__Requirements__. Copy all lines in which the word "Заряд" can be found.
++++++++++++++++++++
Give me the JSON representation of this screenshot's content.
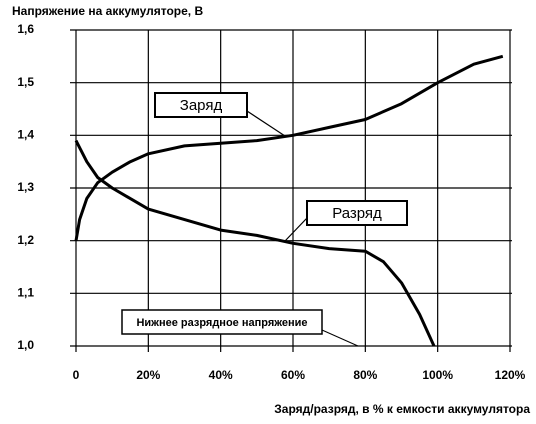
{
  "chart_data": {
    "type": "line",
    "y_label": "Напряжение на аккумуляторе, В",
    "x_label": "Заряд/разряд, в % к емкости аккумулятора",
    "xlim": [
      0,
      120
    ],
    "xticks": [
      0,
      {
        "value": 20,
        "label": "20%"
      },
      {
        "value": 40,
        "label": "40%"
      },
      {
        "value": 60,
        "label": "60%"
      },
      {
        "value": 80,
        "label": "80%"
      },
      {
        "value": 100,
        "label": "100%"
      },
      {
        "value": 120,
        "label": "120%"
      }
    ],
    "ylim": [
      1.0,
      1.6
    ],
    "yticks": [
      {
        "value": 1.0,
        "label": "1,0"
      },
      {
        "value": 1.1,
        "label": "1,1"
      },
      {
        "value": 1.2,
        "label": "1,2"
      },
      {
        "value": 1.3,
        "label": "1,3"
      },
      {
        "value": 1.4,
        "label": "1,4"
      },
      {
        "value": 1.5,
        "label": "1,5"
      },
      {
        "value": 1.6,
        "label": "1,6"
      }
    ],
    "grid": true,
    "series": [
      {
        "name": "Заряд",
        "color": "#000000",
        "x": [
          0,
          1,
          3,
          6,
          10,
          15,
          20,
          30,
          40,
          50,
          60,
          70,
          80,
          90,
          100,
          110,
          118
        ],
        "values": [
          1.2,
          1.24,
          1.28,
          1.31,
          1.33,
          1.35,
          1.365,
          1.38,
          1.385,
          1.39,
          1.4,
          1.415,
          1.43,
          1.46,
          1.5,
          1.535,
          1.55
        ]
      },
      {
        "name": "Разряд",
        "color": "#000000",
        "x": [
          0,
          3,
          6,
          10,
          20,
          30,
          40,
          50,
          60,
          70,
          80,
          85,
          90,
          95,
          99
        ],
        "values": [
          1.39,
          1.35,
          1.32,
          1.3,
          1.26,
          1.24,
          1.22,
          1.21,
          1.195,
          1.185,
          1.18,
          1.16,
          1.12,
          1.06,
          1.0
        ]
      }
    ],
    "annotations": [
      "Нижнее разрядное напряжение"
    ]
  }
}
++++++++++++++++++++
__Written answer__.
    "x_label": "Заряд/разряд, в % к емкости аккумулятора",
        "name": "Заряд",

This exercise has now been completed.